━━━ DATASET EXCERPTS ━━━
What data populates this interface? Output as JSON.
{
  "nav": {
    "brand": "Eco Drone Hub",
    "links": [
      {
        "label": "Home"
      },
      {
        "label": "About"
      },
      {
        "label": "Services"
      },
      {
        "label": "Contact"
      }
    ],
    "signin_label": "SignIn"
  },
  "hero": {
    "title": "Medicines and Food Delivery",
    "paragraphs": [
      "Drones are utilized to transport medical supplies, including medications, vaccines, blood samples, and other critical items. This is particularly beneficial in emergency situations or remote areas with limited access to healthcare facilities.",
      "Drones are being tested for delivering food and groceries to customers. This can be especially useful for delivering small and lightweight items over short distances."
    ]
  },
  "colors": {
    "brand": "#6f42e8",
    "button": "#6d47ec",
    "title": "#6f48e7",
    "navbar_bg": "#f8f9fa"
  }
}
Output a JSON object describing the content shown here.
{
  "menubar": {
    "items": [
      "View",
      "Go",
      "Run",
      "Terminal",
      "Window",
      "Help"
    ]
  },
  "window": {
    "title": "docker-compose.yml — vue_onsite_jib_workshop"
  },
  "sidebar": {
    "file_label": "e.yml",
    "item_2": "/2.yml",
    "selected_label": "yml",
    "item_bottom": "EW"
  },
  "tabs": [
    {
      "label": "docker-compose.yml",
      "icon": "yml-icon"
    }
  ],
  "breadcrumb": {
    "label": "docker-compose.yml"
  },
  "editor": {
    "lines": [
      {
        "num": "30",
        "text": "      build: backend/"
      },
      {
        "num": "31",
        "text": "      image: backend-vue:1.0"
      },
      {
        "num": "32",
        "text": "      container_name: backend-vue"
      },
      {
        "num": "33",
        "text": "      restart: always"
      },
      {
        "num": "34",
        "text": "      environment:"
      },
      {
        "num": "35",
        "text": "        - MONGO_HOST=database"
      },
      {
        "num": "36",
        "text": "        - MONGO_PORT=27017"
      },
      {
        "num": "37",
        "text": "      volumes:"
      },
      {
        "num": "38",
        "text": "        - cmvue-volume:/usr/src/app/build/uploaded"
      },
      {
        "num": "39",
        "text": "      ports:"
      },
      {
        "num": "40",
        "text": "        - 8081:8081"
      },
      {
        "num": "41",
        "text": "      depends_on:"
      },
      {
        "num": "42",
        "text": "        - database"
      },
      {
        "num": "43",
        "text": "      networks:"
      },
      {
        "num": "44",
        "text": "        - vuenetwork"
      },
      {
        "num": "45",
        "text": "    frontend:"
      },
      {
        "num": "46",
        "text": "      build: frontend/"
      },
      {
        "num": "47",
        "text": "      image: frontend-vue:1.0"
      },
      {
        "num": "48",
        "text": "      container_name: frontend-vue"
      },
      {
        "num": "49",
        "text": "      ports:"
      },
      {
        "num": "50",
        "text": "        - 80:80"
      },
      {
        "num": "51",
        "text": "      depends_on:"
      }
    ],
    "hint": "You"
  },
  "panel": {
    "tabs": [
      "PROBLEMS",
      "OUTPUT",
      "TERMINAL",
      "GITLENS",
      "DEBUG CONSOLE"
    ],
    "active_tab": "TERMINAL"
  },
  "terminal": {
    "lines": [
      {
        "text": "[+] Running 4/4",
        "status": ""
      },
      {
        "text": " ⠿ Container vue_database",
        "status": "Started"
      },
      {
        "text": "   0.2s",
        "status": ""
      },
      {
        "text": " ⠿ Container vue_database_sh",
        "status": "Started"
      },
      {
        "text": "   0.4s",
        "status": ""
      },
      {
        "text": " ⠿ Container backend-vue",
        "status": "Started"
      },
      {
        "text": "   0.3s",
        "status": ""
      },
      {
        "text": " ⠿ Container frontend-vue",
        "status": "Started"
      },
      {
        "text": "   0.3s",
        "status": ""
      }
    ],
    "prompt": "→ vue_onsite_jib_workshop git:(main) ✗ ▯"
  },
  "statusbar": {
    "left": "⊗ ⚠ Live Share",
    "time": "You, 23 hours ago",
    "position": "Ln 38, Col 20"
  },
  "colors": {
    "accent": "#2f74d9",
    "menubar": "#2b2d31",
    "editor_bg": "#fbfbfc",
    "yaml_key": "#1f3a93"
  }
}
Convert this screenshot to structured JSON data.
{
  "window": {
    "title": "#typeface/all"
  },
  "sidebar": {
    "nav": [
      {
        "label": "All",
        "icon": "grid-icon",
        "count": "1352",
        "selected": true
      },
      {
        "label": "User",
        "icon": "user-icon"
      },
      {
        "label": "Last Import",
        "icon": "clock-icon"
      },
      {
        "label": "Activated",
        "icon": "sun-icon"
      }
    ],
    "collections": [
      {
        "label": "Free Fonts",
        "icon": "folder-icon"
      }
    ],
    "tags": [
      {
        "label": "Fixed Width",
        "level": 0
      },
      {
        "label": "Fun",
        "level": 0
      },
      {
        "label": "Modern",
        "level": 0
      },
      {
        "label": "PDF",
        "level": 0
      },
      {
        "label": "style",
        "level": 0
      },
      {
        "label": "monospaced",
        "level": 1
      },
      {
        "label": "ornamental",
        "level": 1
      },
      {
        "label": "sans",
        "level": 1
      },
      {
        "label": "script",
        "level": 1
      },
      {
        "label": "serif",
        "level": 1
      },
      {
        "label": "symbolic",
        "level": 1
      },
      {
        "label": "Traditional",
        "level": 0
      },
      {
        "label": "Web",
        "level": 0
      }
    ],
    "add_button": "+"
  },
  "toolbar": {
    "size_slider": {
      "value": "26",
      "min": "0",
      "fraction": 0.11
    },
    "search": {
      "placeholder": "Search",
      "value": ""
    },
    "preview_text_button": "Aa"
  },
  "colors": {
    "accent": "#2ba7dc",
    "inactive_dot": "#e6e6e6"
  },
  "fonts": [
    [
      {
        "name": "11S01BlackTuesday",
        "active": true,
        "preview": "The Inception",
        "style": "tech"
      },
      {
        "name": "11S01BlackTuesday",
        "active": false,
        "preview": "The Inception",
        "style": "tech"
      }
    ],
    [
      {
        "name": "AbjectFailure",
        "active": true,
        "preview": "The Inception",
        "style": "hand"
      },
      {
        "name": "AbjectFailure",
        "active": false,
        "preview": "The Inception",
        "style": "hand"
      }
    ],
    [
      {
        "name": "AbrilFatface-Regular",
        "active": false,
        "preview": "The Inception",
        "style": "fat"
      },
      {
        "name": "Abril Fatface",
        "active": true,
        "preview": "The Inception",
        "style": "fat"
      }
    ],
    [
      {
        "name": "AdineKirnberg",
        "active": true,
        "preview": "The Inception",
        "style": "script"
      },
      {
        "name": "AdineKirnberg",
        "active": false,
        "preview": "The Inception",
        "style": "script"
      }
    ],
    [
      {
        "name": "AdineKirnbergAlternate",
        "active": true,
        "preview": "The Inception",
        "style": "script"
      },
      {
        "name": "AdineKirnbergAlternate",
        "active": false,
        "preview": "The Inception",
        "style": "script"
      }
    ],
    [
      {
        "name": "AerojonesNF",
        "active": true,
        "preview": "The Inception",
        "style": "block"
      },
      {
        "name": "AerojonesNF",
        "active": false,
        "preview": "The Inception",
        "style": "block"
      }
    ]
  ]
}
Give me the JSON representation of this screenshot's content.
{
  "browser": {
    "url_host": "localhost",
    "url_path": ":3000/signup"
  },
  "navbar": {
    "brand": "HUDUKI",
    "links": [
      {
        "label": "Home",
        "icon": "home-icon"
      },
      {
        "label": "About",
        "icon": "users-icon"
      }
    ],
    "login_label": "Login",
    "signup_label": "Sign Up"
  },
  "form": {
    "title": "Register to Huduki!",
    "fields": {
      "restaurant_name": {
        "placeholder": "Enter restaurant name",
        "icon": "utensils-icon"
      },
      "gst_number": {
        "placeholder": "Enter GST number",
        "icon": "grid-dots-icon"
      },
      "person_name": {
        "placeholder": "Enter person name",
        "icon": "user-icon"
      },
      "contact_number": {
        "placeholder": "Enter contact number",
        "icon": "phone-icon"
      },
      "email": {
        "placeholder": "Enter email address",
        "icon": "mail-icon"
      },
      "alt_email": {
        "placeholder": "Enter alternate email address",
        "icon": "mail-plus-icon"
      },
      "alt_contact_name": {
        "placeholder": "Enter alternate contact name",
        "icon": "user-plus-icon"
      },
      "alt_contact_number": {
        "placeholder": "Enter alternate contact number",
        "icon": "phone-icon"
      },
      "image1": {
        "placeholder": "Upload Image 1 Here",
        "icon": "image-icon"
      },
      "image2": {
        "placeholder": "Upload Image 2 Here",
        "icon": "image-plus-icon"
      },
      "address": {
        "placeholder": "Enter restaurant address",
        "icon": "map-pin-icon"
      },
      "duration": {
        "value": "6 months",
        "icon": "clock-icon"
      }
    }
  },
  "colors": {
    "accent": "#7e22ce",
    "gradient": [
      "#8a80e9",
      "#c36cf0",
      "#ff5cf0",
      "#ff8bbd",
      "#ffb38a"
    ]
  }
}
━━━
TASK REQUIREMENTS –
Where a line contains the string "content", extract that line.

RESULT BELOW –
Output a JSON object describing the content shown here.
Give me the JSON representation of this screenshot's content.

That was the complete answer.